_Task to complete_: Print the listing below exactly.

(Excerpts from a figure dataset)
-*-*-
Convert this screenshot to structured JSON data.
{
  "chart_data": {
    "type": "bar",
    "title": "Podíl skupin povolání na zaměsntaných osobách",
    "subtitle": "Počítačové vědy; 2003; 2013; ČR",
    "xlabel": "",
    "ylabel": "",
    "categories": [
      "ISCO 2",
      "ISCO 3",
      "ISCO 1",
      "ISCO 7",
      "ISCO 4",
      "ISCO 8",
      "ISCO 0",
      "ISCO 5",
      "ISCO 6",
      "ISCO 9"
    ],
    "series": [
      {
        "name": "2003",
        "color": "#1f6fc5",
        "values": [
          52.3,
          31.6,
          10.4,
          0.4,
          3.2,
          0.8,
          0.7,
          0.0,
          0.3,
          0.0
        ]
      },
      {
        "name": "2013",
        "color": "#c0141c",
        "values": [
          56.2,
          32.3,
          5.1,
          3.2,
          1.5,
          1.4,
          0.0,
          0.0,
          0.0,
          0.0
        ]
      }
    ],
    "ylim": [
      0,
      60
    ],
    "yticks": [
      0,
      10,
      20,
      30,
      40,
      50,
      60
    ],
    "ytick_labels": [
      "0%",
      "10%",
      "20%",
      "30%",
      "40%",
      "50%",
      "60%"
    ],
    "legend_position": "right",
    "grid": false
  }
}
-*-*-
_Correct response_:
Convert this screenshot to structured JSON data.
{
  "chart_data": {
    "type": "bar",
    "title": "Podíl skupin povolání na zaměsntaných osobách",
    "subtitle": "Počítačové vědy; 2003; 2013; ČR",
    "xlabel": "",
    "ylabel": "",
    "categories": [
      "ISCO 2",
      "ISCO 3",
      "ISCO 1",
      "ISCO 7",
      "ISCO 4",
      "ISCO 8",
      "ISCO 0",
      "ISCO 5",
      "ISCO 6",
      "ISCO 9"
    ],
    "series": [
      {
        "name": "2003",
        "color": "#1f6fc5",
        "values": [
          52.3,
          31.6,
          10.4,
          0.4,
          3.2,
          0.8,
          0.7,
          0.0,
          0.3,
          0.0
        ]
      },
      {
        "name": "2013",
        "color": "#c0141c",
        "values": [
          56.2,
          32.3,
          5.1,
          3.2,
          1.5,
          1.4,
          0.0,
          0.0,
          0.0,
          0.0
        ]
      }
    ],
    "ylim": [
      0,
      60
    ],
    "yticks": [
      0,
      10,
      20,
      30,
      40,
      50,
      60
    ],
    "ytick_labels": [
      "0%",
      "10%",
      "20%",
      "30%",
      "40%",
      "50%",
      "60%"
    ],
    "legend_position": "right",
    "grid": false
  }
}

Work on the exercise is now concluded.